- [TASK INSTRUCTIONS]: Output each entry that follows exactly. Images stay out.

- [INFORMATION GIVEN]:
# # #

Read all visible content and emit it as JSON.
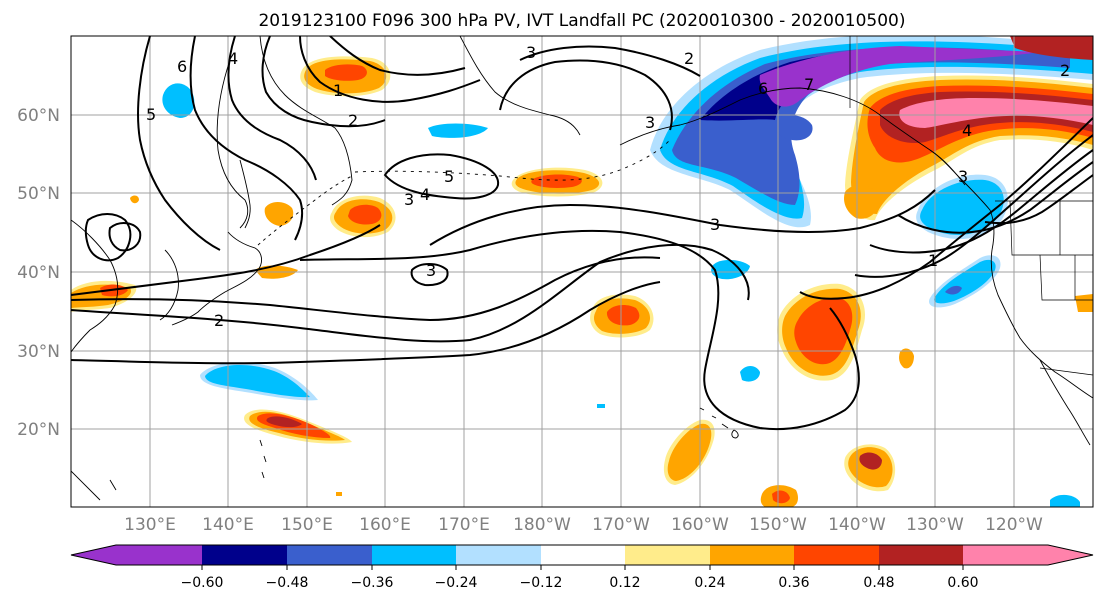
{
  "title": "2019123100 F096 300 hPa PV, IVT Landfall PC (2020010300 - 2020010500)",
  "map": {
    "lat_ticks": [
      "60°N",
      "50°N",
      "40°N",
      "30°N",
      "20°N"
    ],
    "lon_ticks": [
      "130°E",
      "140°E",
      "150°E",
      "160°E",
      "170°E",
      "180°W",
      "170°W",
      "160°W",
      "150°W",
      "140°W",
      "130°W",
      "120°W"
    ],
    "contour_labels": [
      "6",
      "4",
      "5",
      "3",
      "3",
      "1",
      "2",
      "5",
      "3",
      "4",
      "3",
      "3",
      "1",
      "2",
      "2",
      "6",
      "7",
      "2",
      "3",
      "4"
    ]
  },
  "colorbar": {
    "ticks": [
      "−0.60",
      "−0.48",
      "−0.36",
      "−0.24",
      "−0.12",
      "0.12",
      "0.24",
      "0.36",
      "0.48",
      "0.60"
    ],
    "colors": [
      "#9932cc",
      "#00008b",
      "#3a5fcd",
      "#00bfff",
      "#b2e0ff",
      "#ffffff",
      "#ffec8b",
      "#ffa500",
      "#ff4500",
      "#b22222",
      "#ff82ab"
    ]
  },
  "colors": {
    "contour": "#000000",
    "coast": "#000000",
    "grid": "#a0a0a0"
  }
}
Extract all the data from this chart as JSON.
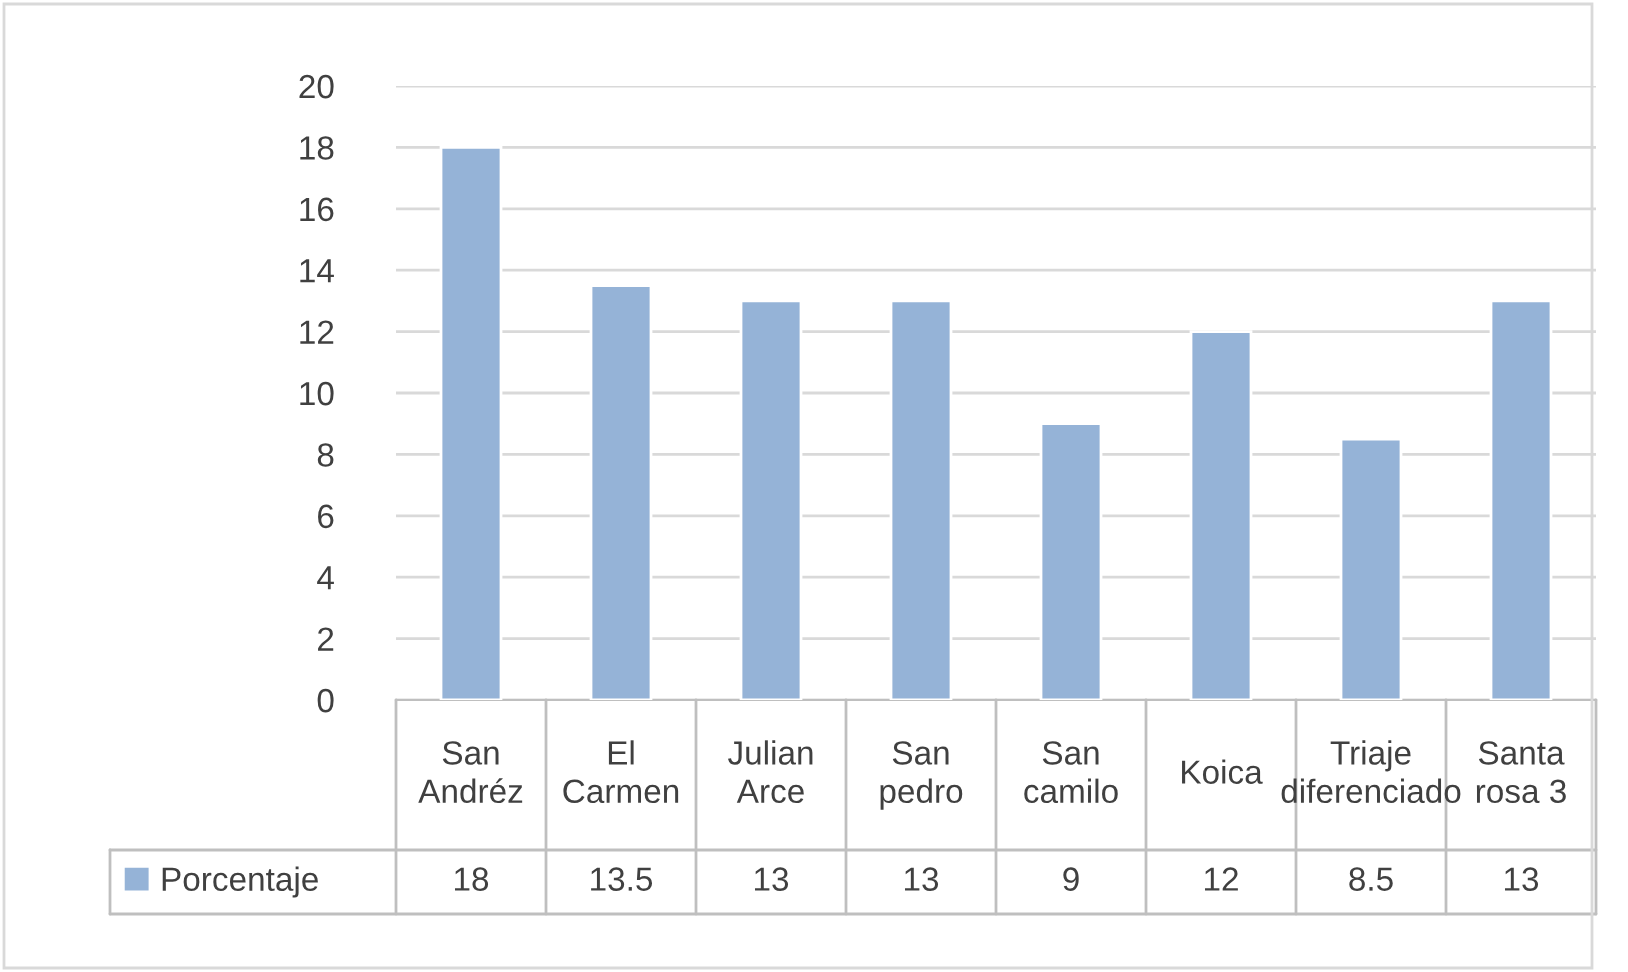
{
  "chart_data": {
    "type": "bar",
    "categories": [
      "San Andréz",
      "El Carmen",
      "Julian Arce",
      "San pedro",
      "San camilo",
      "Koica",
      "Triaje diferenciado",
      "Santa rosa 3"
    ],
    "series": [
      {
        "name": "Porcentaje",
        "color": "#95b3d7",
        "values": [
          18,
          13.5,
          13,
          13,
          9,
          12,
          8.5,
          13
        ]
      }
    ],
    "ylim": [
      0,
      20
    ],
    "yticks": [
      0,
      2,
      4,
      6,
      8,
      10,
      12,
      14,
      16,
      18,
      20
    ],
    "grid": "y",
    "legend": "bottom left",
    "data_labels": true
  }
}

# # #

- [TASK RESPONSE]:
Read all visible content and emit it as JSON.
{
  "title": "2019123100 F096 300 hPa PV, IVT Landfall PC (2020010300 - 2020010500)",
  "map": {
    "lat_ticks": [
      "60°N",
      "50°N",
      "40°N",
      "30°N",
      "20°N"
    ],
    "lon_ticks": [
      "130°E",
      "140°E",
      "150°E",
      "160°E",
      "170°E",
      "180°W",
      "170°W",
      "160°W",
      "150°W",
      "140°W",
      "130°W",
      "120°W"
    ],
    "contour_labels": [
      "6",
      "4",
      "5",
      "3",
      "3",
      "1",
      "2",
      "5",
      "3",
      "4",
      "3",
      "3",
      "1",
      "2",
      "2",
      "6",
      "7",
      "2",
      "3",
      "4"
    ]
  },
  "colorbar": {
    "ticks": [
      "−0.60",
      "−0.48",
      "−0.36",
      "−0.24",
      "−0.12",
      "0.12",
      "0.24",
      "0.36",
      "0.48",
      "0.60"
    ],
    "colors": [
      "#9932cc",
      "#00008b",
      "#3a5fcd",
      "#00bfff",
      "#b2e0ff",
      "#ffffff",
      "#ffec8b",
      "#ffa500",
      "#ff4500",
      "#b22222",
      "#ff82ab"
    ]
  },
  "colors": {
    "contour": "#000000",
    "coast": "#000000",
    "grid": "#a0a0a0"
  }
}
Extract all the data from this chart as JSON.
{
  "chart_data": {
    "type": "bar",
    "categories": [
      "San Andréz",
      "El Carmen",
      "Julian Arce",
      "San pedro",
      "San camilo",
      "Koica",
      "Triaje diferenciado",
      "Santa rosa 3"
    ],
    "series": [
      {
        "name": "Porcentaje",
        "color": "#95b3d7",
        "values": [
          18,
          13.5,
          13,
          13,
          9,
          12,
          8.5,
          13
        ]
      }
    ],
    "ylim": [
      0,
      20
    ],
    "yticks": [
      0,
      2,
      4,
      6,
      8,
      10,
      12,
      14,
      16,
      18,
      20
    ],
    "grid": "y",
    "legend": "bottom left",
    "data_labels": true
  }
}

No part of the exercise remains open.